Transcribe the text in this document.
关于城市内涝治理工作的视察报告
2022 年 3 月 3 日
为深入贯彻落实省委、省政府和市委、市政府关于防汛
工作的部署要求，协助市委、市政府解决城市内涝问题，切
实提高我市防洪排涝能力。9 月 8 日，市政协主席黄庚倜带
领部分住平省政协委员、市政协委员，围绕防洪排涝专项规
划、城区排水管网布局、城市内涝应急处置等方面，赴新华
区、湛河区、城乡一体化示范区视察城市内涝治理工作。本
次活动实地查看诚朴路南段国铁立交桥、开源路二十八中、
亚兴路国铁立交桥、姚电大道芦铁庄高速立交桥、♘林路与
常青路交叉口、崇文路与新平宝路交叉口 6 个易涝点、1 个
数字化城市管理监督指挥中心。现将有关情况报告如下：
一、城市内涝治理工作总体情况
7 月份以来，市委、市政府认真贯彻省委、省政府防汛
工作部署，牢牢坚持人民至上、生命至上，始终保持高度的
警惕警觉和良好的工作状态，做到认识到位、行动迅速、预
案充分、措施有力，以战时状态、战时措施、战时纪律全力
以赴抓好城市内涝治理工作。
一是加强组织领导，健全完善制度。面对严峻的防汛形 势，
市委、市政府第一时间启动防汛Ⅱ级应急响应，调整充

************

WORK REQUIRED:
The records above should be repeated in full, exactly as given.

EXERCISE ANSWER:
Transcribe the text in this document.
关于城市内涝治理工作的视察报告
2022 年 3 月 3 日
为深入贯彻落实省委、省政府和市委、市政府关于防汛
工作的部署要求，协助市委、市政府解决城市内涝问题，切
实提高我市防洪排涝能力。9 月 8 日，市政协主席黄庚倜带
领部分住平省政协委员、市政协委员，围绕防洪排涝专项规
划、城区排水管网布局、城市内涝应急处置等方面，赴新华
区、湛河区、城乡一体化示范区视察城市内涝治理工作。本
次活动实地查看诚朴路南段国铁立交桥、开源路二十八中、
亚兴路国铁立交桥、姚电大道芦铁庄高速立交桥、♘林路与
常青路交叉口、崇文路与新平宝路交叉口 6 个易涝点、1 个
数字化城市管理监督指挥中心。现将有关情况报告如下：
一、城市内涝治理工作总体情况
7 月份以来，市委、市政府认真贯彻省委、省政府防汛
工作部署，牢牢坚持人民至上、生命至上，始终保持高度的
警惕警觉和良好的工作状态，做到认识到位、行动迅速、预
案充分、措施有力，以战时状态、战时措施、战时纪律全力
以赴抓好城市内涝治理工作。
一是加强组织领导，健全完善制度。面对严峻的防汛形 势，
市委、市政府第一时间启动防汛Ⅱ级应急响应，调整充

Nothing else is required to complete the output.